===== Records to use

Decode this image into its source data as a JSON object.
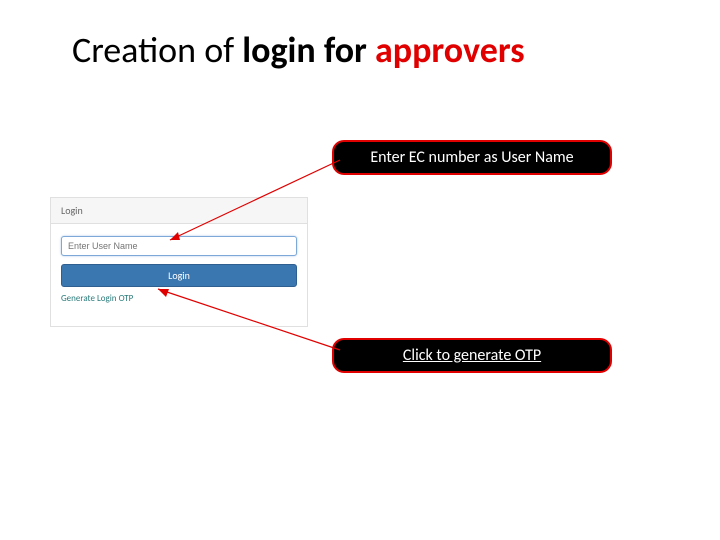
{
  "title": {
    "part1": "Creation of ",
    "part2": "login for ",
    "part3": "approvers"
  },
  "callouts": {
    "username": "Enter EC number as User Name",
    "otp": "Click to generate OTP"
  },
  "panel": {
    "header": "Login",
    "username_placeholder": "Enter User Name",
    "login_button": "Login",
    "generate_link": "Generate Login OTP"
  }
}
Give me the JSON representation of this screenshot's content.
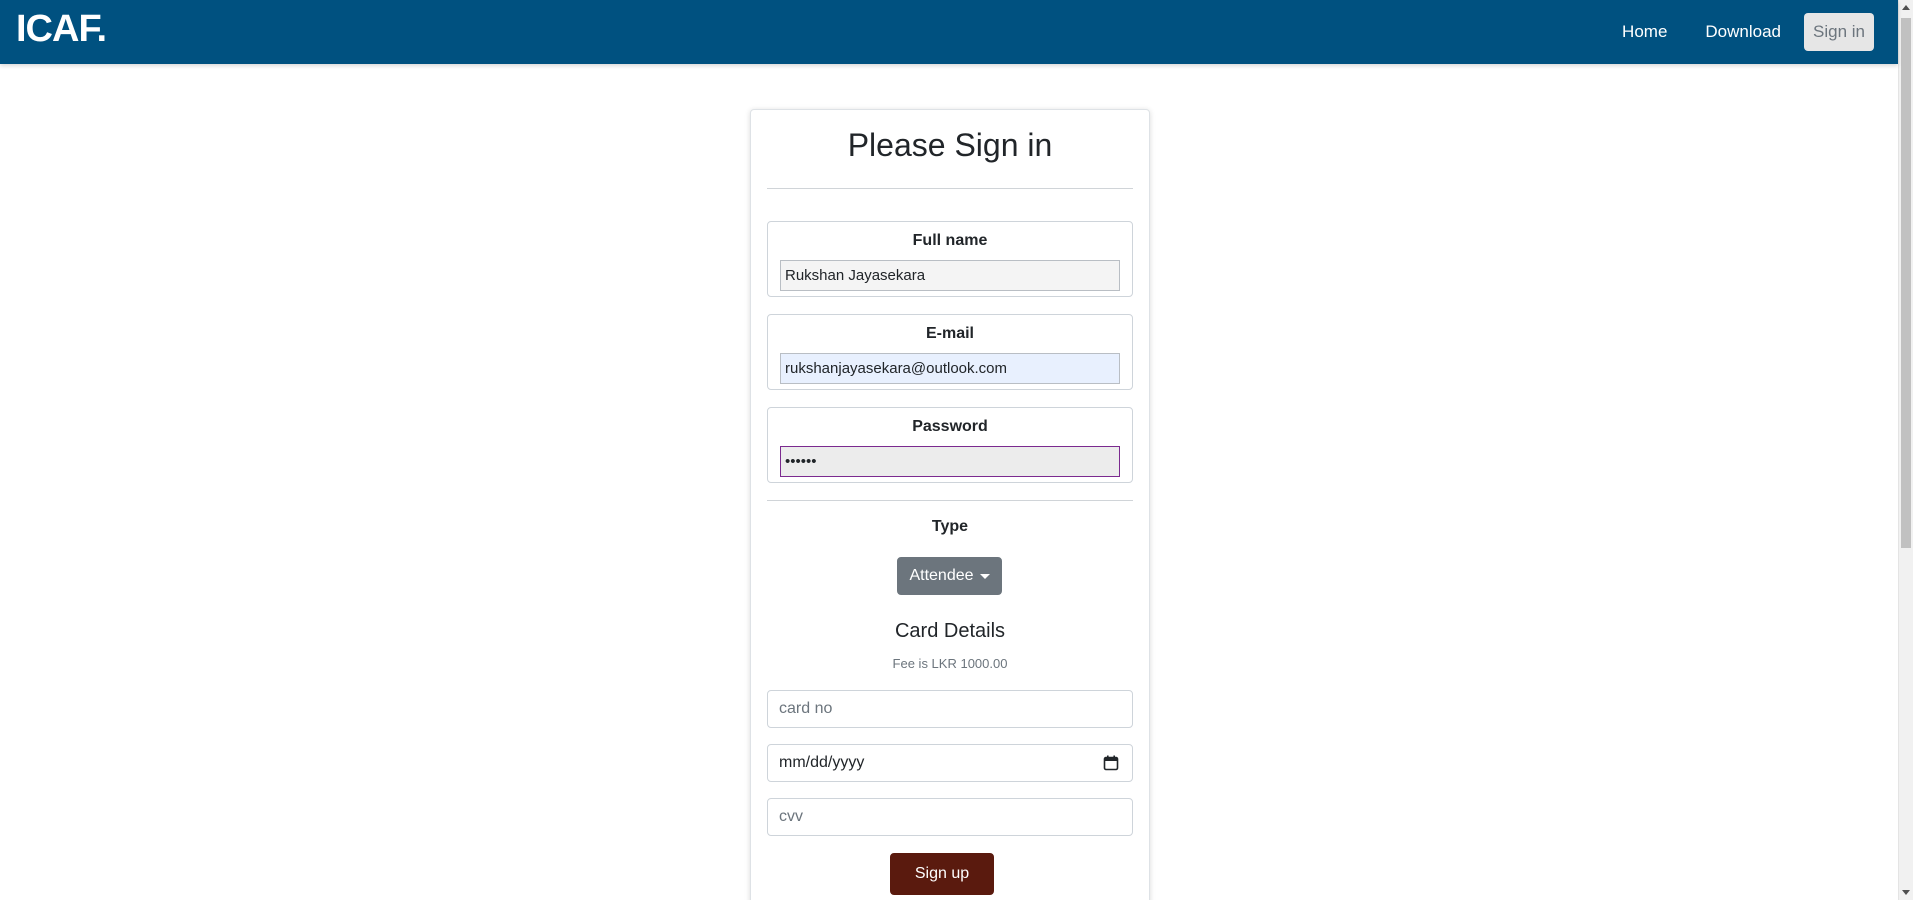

==========

● **Task directions**
Repeat the material above in full and unchanged, minus its images.

● **Right answer**
Decode this image into its source data as a JSON object.
{
  "title": {
    "part1": "Creation of ",
    "part2": "login for ",
    "part3": "approvers"
  },
  "callouts": {
    "username": "Enter EC number as User Name",
    "otp": "Click to generate OTP"
  },
  "panel": {
    "header": "Login",
    "username_placeholder": "Enter User Name",
    "login_button": "Login",
    "generate_link": "Generate Login OTP"
  }
}
Give me the JSON representation of this screenshot's content.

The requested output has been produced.